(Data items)
--- start ---

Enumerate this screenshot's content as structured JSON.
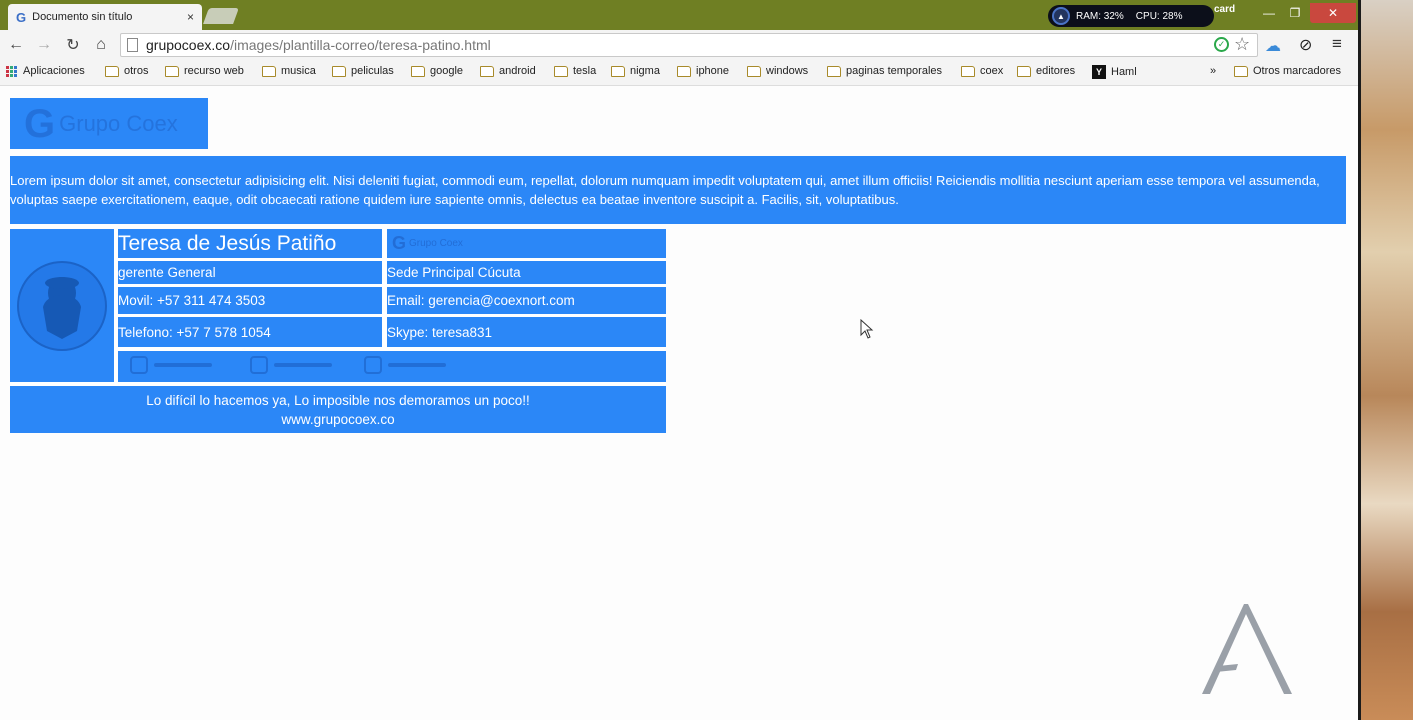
{
  "browser": {
    "tab_title": "Documento sin título",
    "tab_close": "×",
    "sysmon": {
      "ram": "RAM: 32%",
      "cpu": "CPU: 28%"
    },
    "profile_name": "card",
    "url_host": "grupocoex.co",
    "url_path": "/images/plantilla-correo/teresa-patino.html",
    "icons": [
      "back-icon",
      "forward-icon",
      "reload-icon",
      "home-icon",
      "page-icon",
      "check-icon",
      "star-icon",
      "cloud-icon",
      "extension-icon",
      "menu-icon"
    ]
  },
  "bookmarks": {
    "apps": "Aplicaciones",
    "items": [
      "otros",
      "recurso web",
      "musica",
      "peliculas",
      "google",
      "android",
      "tesla",
      "nigma",
      "iphone",
      "windows",
      "paginas temporales",
      "coex",
      "editores"
    ],
    "haml": "Haml",
    "more": "»",
    "other": "Otros marcadores"
  },
  "page": {
    "logo_text": "Grupo Coex",
    "intro": "Lorem ipsum dolor sit amet, consectetur adipisicing elit. Nisi deleniti fugiat, commodi eum, repellat, dolorum numquam impedit voluptatem qui, amet illum officiis! Reiciendis mollitia nesciunt aperiam esse tempora vel assumenda, voluptas saepe exercitationem, eaque, odit obcaecati ratione quidem iure sapiente omnis, delectus ea beatae inventore suscipit a. Facilis, sit, voluptatibus.",
    "signature": {
      "name": "Teresa de Jesús Patiño",
      "logo_small": "Grupo Coex",
      "role": "gerente General",
      "office": "Sede Principal Cúcuta",
      "mobile": "Movil: +57 311 474 3503",
      "email": "Email: gerencia@coexnort.com",
      "phone": "Telefono: +57 7 578 1054",
      "skype": "Skype: teresa831",
      "slogan": "Lo difícil lo hacemos ya, Lo imposible nos demoramos un poco!!",
      "website": "www.grupocoex.co"
    }
  },
  "colors": {
    "accent_blue": "#2b87f7",
    "titlebar": "#6f7f23",
    "close_red": "#c9483e"
  }
}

--- end ---

◆ **Exercise instructions**
Copy the material above exactly and drop the pictures.

◆ **Final result**
Enumerate this screenshot's content as structured JSON.
{
  "browser": {
    "tab_title": "Documento sin título",
    "tab_close": "×",
    "sysmon": {
      "ram": "RAM: 32%",
      "cpu": "CPU: 28%"
    },
    "profile_name": "card",
    "url_host": "grupocoex.co",
    "url_path": "/images/plantilla-correo/teresa-patino.html",
    "icons": [
      "back-icon",
      "forward-icon",
      "reload-icon",
      "home-icon",
      "page-icon",
      "check-icon",
      "star-icon",
      "cloud-icon",
      "extension-icon",
      "menu-icon"
    ]
  },
  "bookmarks": {
    "apps": "Aplicaciones",
    "items": [
      "otros",
      "recurso web",
      "musica",
      "peliculas",
      "google",
      "android",
      "tesla",
      "nigma",
      "iphone",
      "windows",
      "paginas temporales",
      "coex",
      "editores"
    ],
    "haml": "Haml",
    "more": "»",
    "other": "Otros marcadores"
  },
  "page": {
    "logo_text": "Grupo Coex",
    "intro": "Lorem ipsum dolor sit amet, consectetur adipisicing elit. Nisi deleniti fugiat, commodi eum, repellat, dolorum numquam impedit voluptatem qui, amet illum officiis! Reiciendis mollitia nesciunt aperiam esse tempora vel assumenda, voluptas saepe exercitationem, eaque, odit obcaecati ratione quidem iure sapiente omnis, delectus ea beatae inventore suscipit a. Facilis, sit, voluptatibus.",
    "signature": {
      "name": "Teresa de Jesús Patiño",
      "logo_small": "Grupo Coex",
      "role": "gerente General",
      "office": "Sede Principal Cúcuta",
      "mobile": "Movil: +57 311 474 3503",
      "email": "Email: gerencia@coexnort.com",
      "phone": "Telefono: +57 7 578 1054",
      "skype": "Skype: teresa831",
      "slogan": "Lo difícil lo hacemos ya, Lo imposible nos demoramos un poco!!",
      "website": "www.grupocoex.co"
    }
  },
  "colors": {
    "accent_blue": "#2b87f7",
    "titlebar": "#6f7f23",
    "close_red": "#c9483e"
  }
}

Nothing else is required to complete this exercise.